### EXERCISE PROMPT
Every line below that mentions the word "from" should be copied out.

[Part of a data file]
+++++
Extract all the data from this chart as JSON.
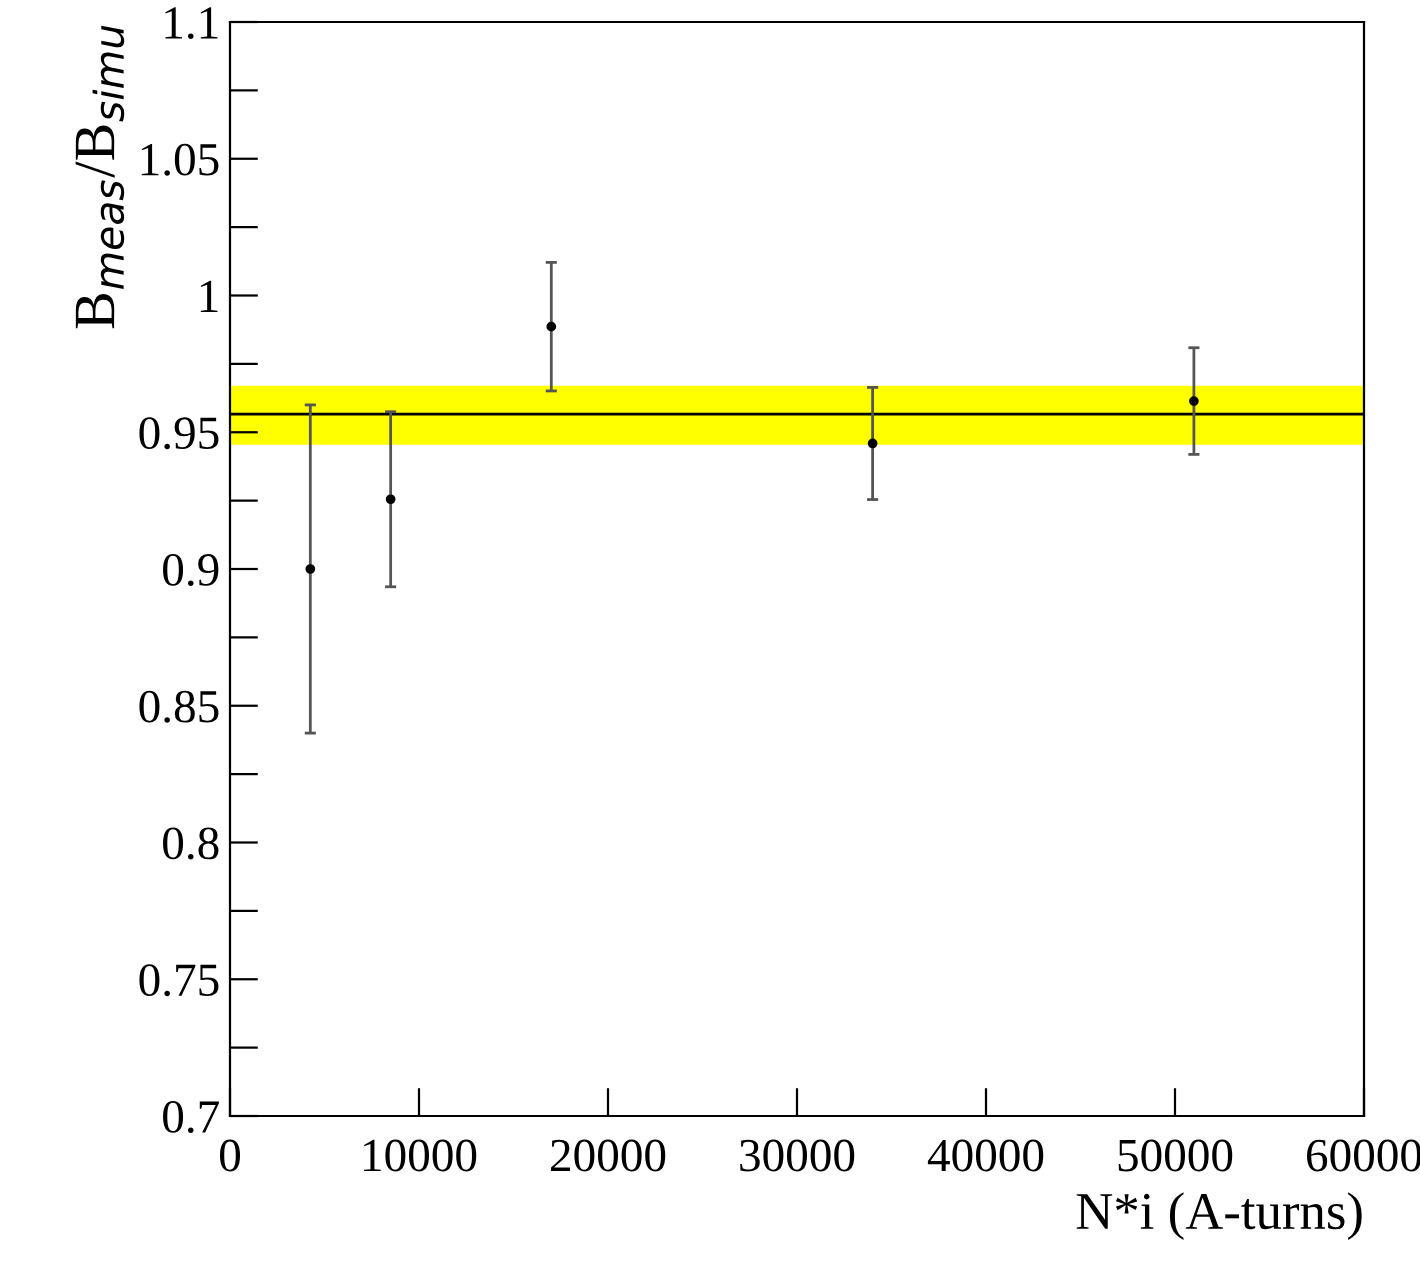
{
  "chart_data": {
    "type": "scatter",
    "xlabel": "N*i (A-turns)",
    "ylabel": "B$_{meas}$/B$_{simu}$",
    "x": [
      4250,
      8500,
      17000,
      34000,
      51000
    ],
    "values": [
      0.9,
      0.9255,
      0.9886,
      0.9459,
      0.9614
    ],
    "errors": [
      0.06,
      0.032,
      0.0235,
      0.0205,
      0.0195
    ],
    "color": "#000000",
    "marker": "circle",
    "xlim": [
      0,
      60000
    ],
    "xticks": [
      0,
      10000,
      20000,
      30000,
      40000,
      50000,
      60000
    ],
    "ylim": [
      0.7,
      1.1
    ],
    "yticks": [
      0.7,
      {
        "value": 0.725,
        "label": null
      },
      0.75,
      {
        "value": 0.775,
        "label": null
      },
      0.8,
      {
        "value": 0.825,
        "label": null
      },
      0.85,
      {
        "value": 0.875,
        "label": null
      },
      0.9,
      {
        "value": 0.925,
        "label": null
      },
      0.95,
      {
        "value": 0.975,
        "label": null
      },
      1,
      {
        "value": 1.025,
        "label": null
      },
      1.05,
      {
        "value": 1.075,
        "label": null
      },
      1.1
    ],
    "bands": [
      {
        "axis": "y",
        "from": 0.9454,
        "to": 0.967,
        "color": "#ffff00"
      }
    ],
    "ref_lines": [
      {
        "axis": "y",
        "value": 0.9566,
        "color": "#000000",
        "line_style": "solid"
      }
    ],
    "grid": false,
    "legend": false
  }
}
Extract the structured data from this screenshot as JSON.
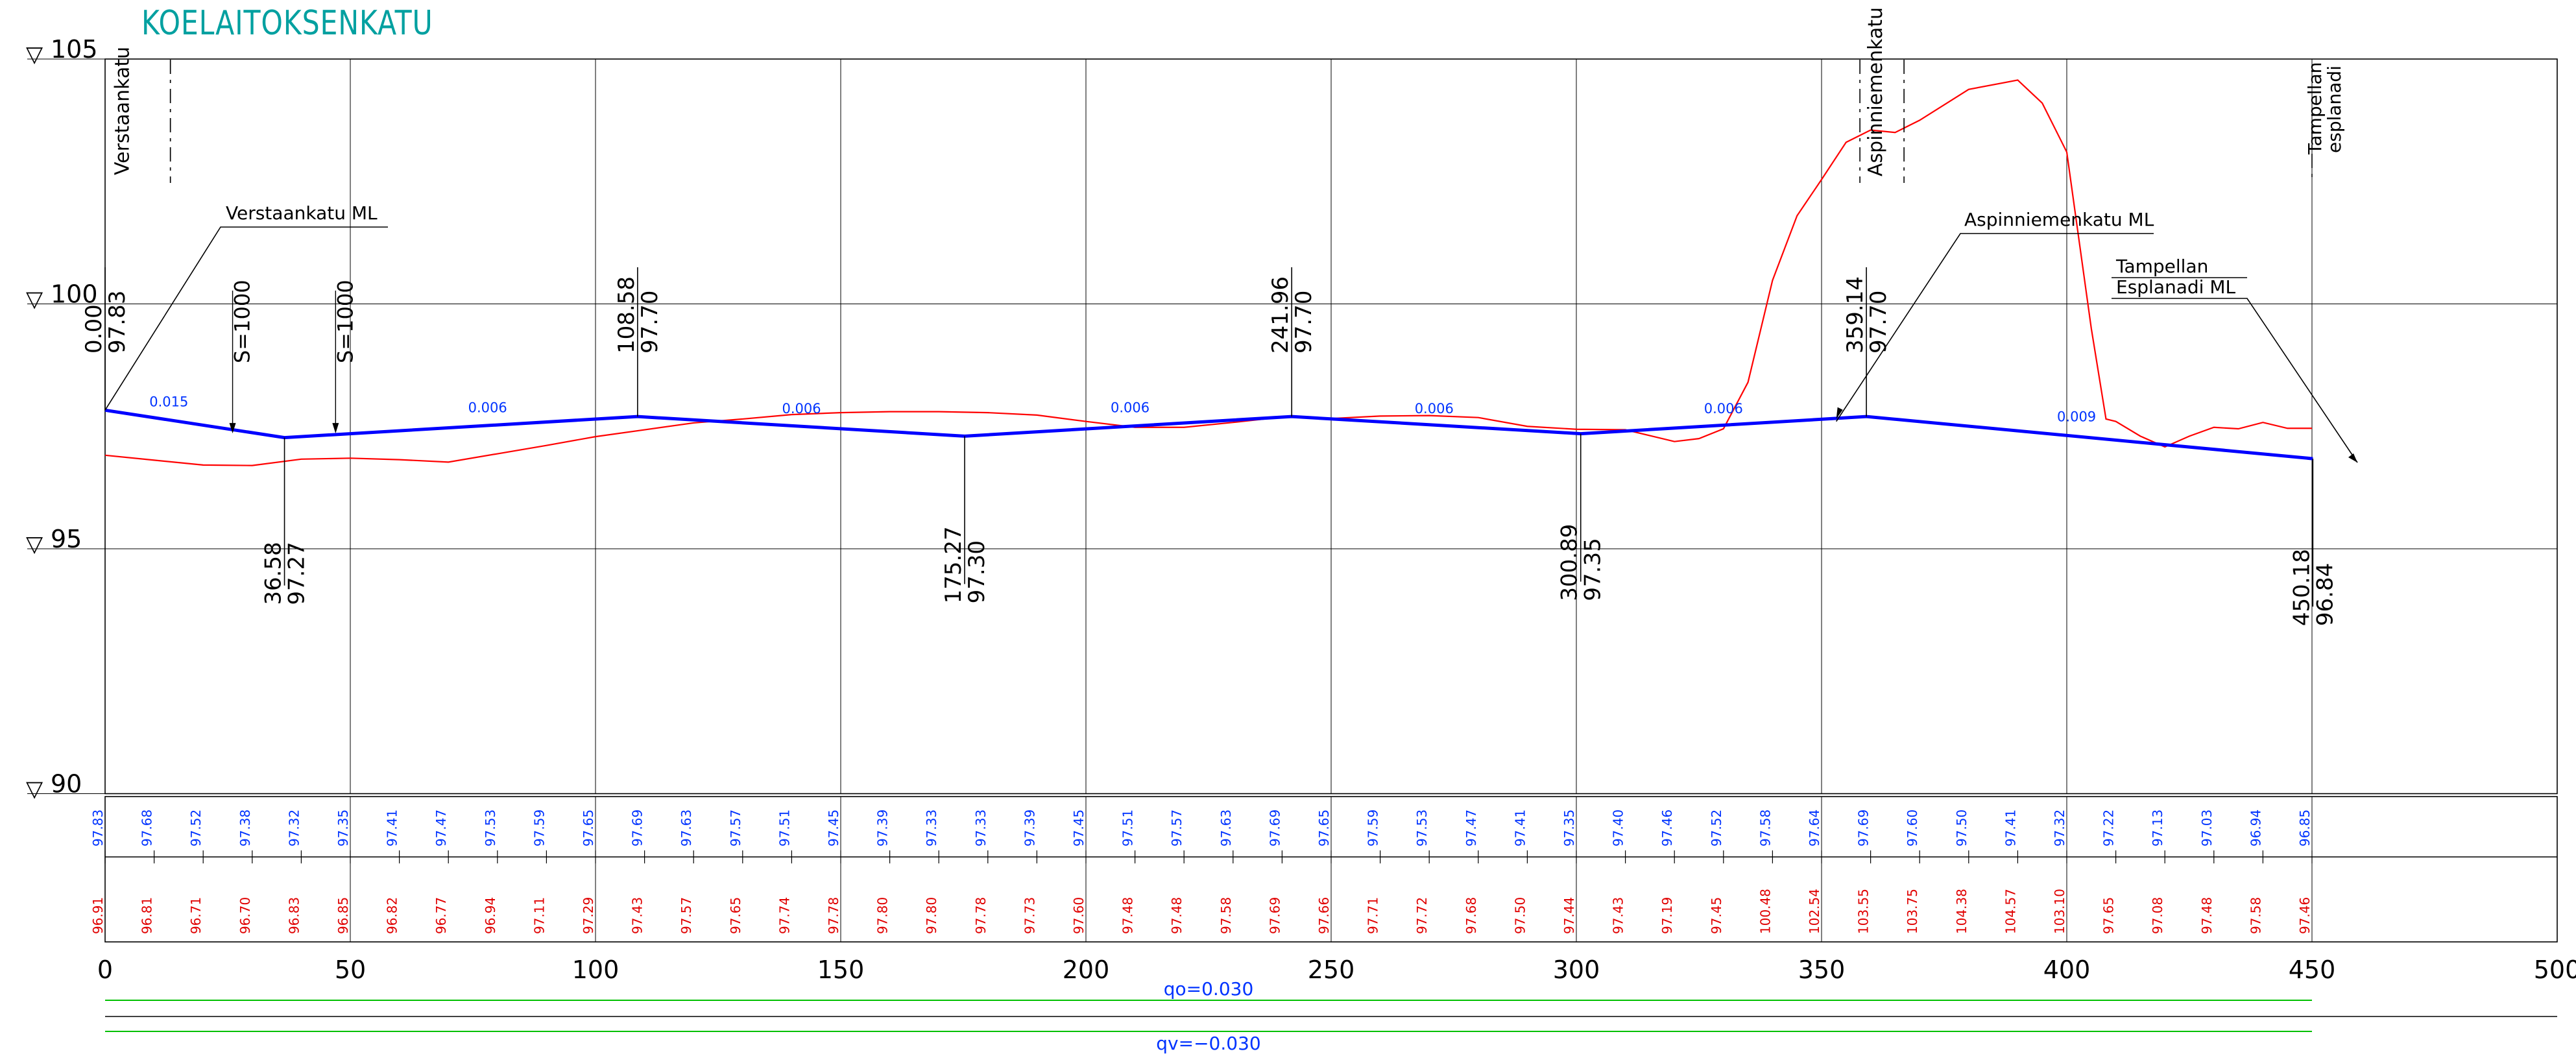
{
  "title": "KOELAITOKSENKATU",
  "colors": {
    "title": "#00a0a0",
    "grade_line": "#0000ff",
    "ground_line": "#ff0000",
    "grid": "#000000",
    "slope_text": "#0033ff",
    "road_values": "#0033ff",
    "ground_values": "#e00000",
    "green_lines": "#00c000"
  },
  "elevation_axis": {
    "labels": [
      {
        "value": 105,
        "text": "105"
      },
      {
        "value": 100,
        "text": "100"
      },
      {
        "value": 95,
        "text": "95"
      },
      {
        "value": 90,
        "text": "90"
      }
    ],
    "symbol": "▽"
  },
  "station_axis": {
    "ticks": [
      0,
      50,
      100,
      150,
      200,
      250,
      300,
      350,
      400,
      450,
      500
    ],
    "labels": [
      "0",
      "50",
      "100",
      "150",
      "200",
      "250",
      "300",
      "350",
      "400",
      "450",
      "500"
    ]
  },
  "chart_data": {
    "type": "line",
    "xlim": [
      0,
      500
    ],
    "ylim": [
      90,
      105
    ],
    "series": [
      {
        "key": "grade",
        "x": [
          0.0,
          36.58,
          108.58,
          175.27,
          241.96,
          300.89,
          359.14,
          450.18
        ],
        "y": [
          97.83,
          97.27,
          97.7,
          97.3,
          97.7,
          97.35,
          97.7,
          96.84
        ]
      },
      {
        "key": "ground",
        "x": [
          0,
          10,
          20,
          30,
          40,
          50,
          60,
          70,
          80,
          90,
          100,
          110,
          120,
          130,
          140,
          150,
          160,
          170,
          180,
          190,
          200,
          210,
          220,
          230,
          240,
          250,
          260,
          270,
          280,
          290,
          300,
          310,
          320,
          325,
          330,
          335,
          340,
          345,
          350,
          355,
          360,
          365,
          370,
          380,
          390,
          395,
          400,
          405,
          408,
          410,
          415,
          420,
          425,
          430,
          435,
          440,
          445,
          450
        ],
        "y": [
          96.91,
          96.81,
          96.71,
          96.7,
          96.83,
          96.85,
          96.82,
          96.77,
          96.94,
          97.11,
          97.29,
          97.43,
          97.57,
          97.65,
          97.74,
          97.78,
          97.8,
          97.8,
          97.78,
          97.73,
          97.6,
          97.48,
          97.48,
          97.58,
          97.69,
          97.66,
          97.71,
          97.72,
          97.68,
          97.5,
          97.44,
          97.43,
          97.19,
          97.25,
          97.45,
          98.4,
          100.48,
          101.8,
          102.54,
          103.3,
          103.55,
          103.5,
          103.75,
          104.38,
          104.57,
          104.1,
          103.1,
          99.5,
          97.65,
          97.6,
          97.3,
          97.08,
          97.3,
          97.48,
          97.45,
          97.58,
          97.46,
          97.46
        ]
      }
    ],
    "pvi_labels": [
      {
        "station": "0.00",
        "elevation": "97.83",
        "x": 0.0,
        "side": "above"
      },
      {
        "station": "36.58",
        "elevation": "97.27",
        "x": 36.58,
        "side": "below"
      },
      {
        "station": "108.58",
        "elevation": "97.70",
        "x": 108.58,
        "side": "above"
      },
      {
        "station": "175.27",
        "elevation": "97.30",
        "x": 175.27,
        "side": "below"
      },
      {
        "station": "241.96",
        "elevation": "97.70",
        "x": 241.96,
        "side": "above"
      },
      {
        "station": "300.89",
        "elevation": "97.35",
        "x": 300.89,
        "side": "below"
      },
      {
        "station": "359.14",
        "elevation": "97.70",
        "x": 359.14,
        "side": "above"
      },
      {
        "station": "450.18",
        "elevation": "96.84",
        "x": 450.18,
        "side": "below"
      }
    ],
    "slopes": [
      {
        "text": "0.015",
        "x": 13,
        "y": 97.8
      },
      {
        "text": "0.006",
        "x": 78,
        "y": 97.68
      },
      {
        "text": "0.006",
        "x": 142,
        "y": 97.66
      },
      {
        "text": "0.006",
        "x": 209,
        "y": 97.68
      },
      {
        "text": "0.006",
        "x": 271,
        "y": 97.66
      },
      {
        "text": "0.006",
        "x": 330,
        "y": 97.66
      },
      {
        "text": "0.009",
        "x": 402,
        "y": 97.5
      }
    ],
    "vertical_curves": [
      {
        "text": "S=1000",
        "x": 26
      },
      {
        "text": "S=1000",
        "x": 47
      }
    ],
    "crossings": [
      {
        "lines": [
          "Verstaankatu"
        ],
        "x": 7.5
      },
      {
        "lines": [
          "Aspinniemenkatu"
        ],
        "x": 352
      },
      {
        "lines": [
          "Tampellan",
          "esplanadi"
        ],
        "x": 450
      }
    ],
    "ml_labels": [
      {
        "lines": [
          "Verstaankatu  ML"
        ]
      },
      {
        "lines": [
          "Aspinniemenkatu  ML"
        ]
      },
      {
        "lines": [
          "Tampellan",
          "Esplanadi  ML"
        ]
      }
    ],
    "road_values": [
      "97.83",
      "97.68",
      "97.52",
      "97.38",
      "97.32",
      "97.35",
      "97.41",
      "97.47",
      "97.53",
      "97.59",
      "97.65",
      "97.69",
      "97.63",
      "97.57",
      "97.51",
      "97.45",
      "97.39",
      "97.33",
      "97.33",
      "97.39",
      "97.45",
      "97.51",
      "97.57",
      "97.63",
      "97.69",
      "97.65",
      "97.59",
      "97.53",
      "97.47",
      "97.41",
      "97.35",
      "97.40",
      "97.46",
      "97.52",
      "97.58",
      "97.64",
      "97.69",
      "97.60",
      "97.50",
      "97.41",
      "97.32",
      "97.22",
      "97.13",
      "97.03",
      "96.94",
      "96.85"
    ],
    "ground_values": [
      "96.91",
      "96.81",
      "96.71",
      "96.70",
      "96.83",
      "96.85",
      "96.82",
      "96.77",
      "96.94",
      "97.11",
      "97.29",
      "97.43",
      "97.57",
      "97.65",
      "97.74",
      "97.78",
      "97.80",
      "97.80",
      "97.78",
      "97.73",
      "97.60",
      "97.48",
      "97.48",
      "97.58",
      "97.69",
      "97.66",
      "97.71",
      "97.72",
      "97.68",
      "97.50",
      "97.44",
      "97.43",
      "97.19",
      "97.45",
      "100.48",
      "102.54",
      "103.55",
      "103.75",
      "104.38",
      "104.57",
      "103.10",
      "97.65",
      "97.08",
      "97.48",
      "97.58",
      "97.46"
    ]
  },
  "side_slopes": {
    "qo": "qo=0.030",
    "qv": "qv=−0.030"
  }
}
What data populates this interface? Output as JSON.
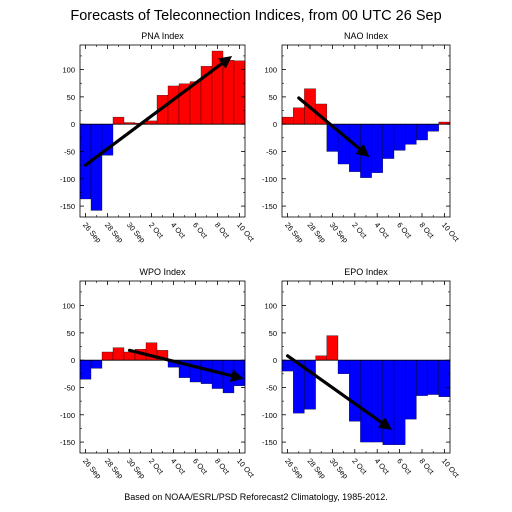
{
  "title": "Forecasts of Teleconnection Indices, from 00 UTC 26 Sep",
  "footer": "Based on NOAA/ESRL/PSD Reforecast2 Climatology, 1985-2012.",
  "colors": {
    "positive": "#ff0000",
    "negative": "#0000ff",
    "arrow": "#000000",
    "axis": "#000000"
  },
  "chart_data": [
    {
      "type": "bar",
      "title": "PNA Index",
      "x_tick_labels": [
        "26 Sep",
        "28 Sep",
        "30 Sep",
        "2 Oct",
        "4 Oct",
        "6 Oct",
        "8 Oct",
        "10 Oct"
      ],
      "categories": [
        "26 Sep",
        "27 Sep",
        "28 Sep",
        "29 Sep",
        "30 Sep",
        "1 Oct",
        "2 Oct",
        "3 Oct",
        "4 Oct",
        "5 Oct",
        "6 Oct",
        "7 Oct",
        "8 Oct",
        "9 Oct",
        "10 Oct"
      ],
      "values": [
        -137,
        -158,
        -57,
        13,
        3,
        2,
        6,
        53,
        70,
        74,
        78,
        106,
        134,
        117,
        116
      ],
      "ylim": [
        -170,
        145
      ],
      "yticks": [
        -150,
        -100,
        -50,
        0,
        50,
        100
      ],
      "trend_arrow": {
        "x_start": "26 Sep",
        "y_start": -75,
        "x_end": "9 Oct",
        "y_end": 120
      }
    },
    {
      "type": "bar",
      "title": "NAO Index",
      "x_tick_labels": [
        "26 Sep",
        "28 Sep",
        "30 Sep",
        "2 Oct",
        "4 Oct",
        "6 Oct",
        "8 Oct",
        "10 Oct"
      ],
      "categories": [
        "26 Sep",
        "27 Sep",
        "28 Sep",
        "29 Sep",
        "30 Sep",
        "1 Oct",
        "2 Oct",
        "3 Oct",
        "4 Oct",
        "5 Oct",
        "6 Oct",
        "7 Oct",
        "8 Oct",
        "9 Oct",
        "10 Oct"
      ],
      "values": [
        13,
        30,
        65,
        37,
        -50,
        -73,
        -87,
        -98,
        -89,
        -63,
        -48,
        -37,
        -29,
        -13,
        4
      ],
      "ylim": [
        -170,
        145
      ],
      "yticks": [
        -150,
        -100,
        -50,
        0,
        50,
        100
      ],
      "trend_arrow": {
        "x_start": "27 Sep",
        "y_start": 48,
        "x_end": "3 Oct",
        "y_end": -55
      }
    },
    {
      "type": "bar",
      "title": "WPO Index",
      "x_tick_labels": [
        "26 Sep",
        "28 Sep",
        "30 Sep",
        "2 Oct",
        "4 Oct",
        "6 Oct",
        "8 Oct",
        "10 Oct"
      ],
      "categories": [
        "26 Sep",
        "27 Sep",
        "28 Sep",
        "29 Sep",
        "30 Sep",
        "1 Oct",
        "2 Oct",
        "3 Oct",
        "4 Oct",
        "5 Oct",
        "6 Oct",
        "7 Oct",
        "8 Oct",
        "9 Oct",
        "10 Oct"
      ],
      "values": [
        -35,
        -15,
        15,
        23,
        15,
        20,
        32,
        18,
        -13,
        -32,
        -40,
        -43,
        -52,
        -60,
        -47
      ],
      "ylim": [
        -170,
        145
      ],
      "yticks": [
        -150,
        -100,
        -50,
        0,
        50,
        100
      ],
      "trend_arrow": {
        "x_start": "30 Sep",
        "y_start": 18,
        "x_end": "10 Oct",
        "y_end": -32
      }
    },
    {
      "type": "bar",
      "title": "EPO Index",
      "x_tick_labels": [
        "26 Sep",
        "28 Sep",
        "30 Sep",
        "2 Oct",
        "4 Oct",
        "6 Oct",
        "8 Oct",
        "10 Oct"
      ],
      "categories": [
        "26 Sep",
        "27 Sep",
        "28 Sep",
        "29 Sep",
        "30 Sep",
        "1 Oct",
        "2 Oct",
        "3 Oct",
        "4 Oct",
        "5 Oct",
        "6 Oct",
        "7 Oct",
        "8 Oct",
        "9 Oct",
        "10 Oct"
      ],
      "values": [
        -20,
        -97,
        -90,
        8,
        45,
        -25,
        -112,
        -150,
        -150,
        -155,
        -155,
        -108,
        -65,
        -63,
        -67
      ],
      "ylim": [
        -170,
        145
      ],
      "yticks": [
        -150,
        -100,
        -50,
        0,
        50,
        100
      ],
      "trend_arrow": {
        "x_start": "26 Sep",
        "y_start": 8,
        "x_end": "5 Oct",
        "y_end": -123
      }
    }
  ]
}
+++++
### THE REPLY
Extract all the data from this chart as JSON.
        "from": 0.9454,
Extract the structured data from this screenshot as JSON.
  "title": "Forecasts of Teleconnection Indices, from 00 UTC 26 Sep",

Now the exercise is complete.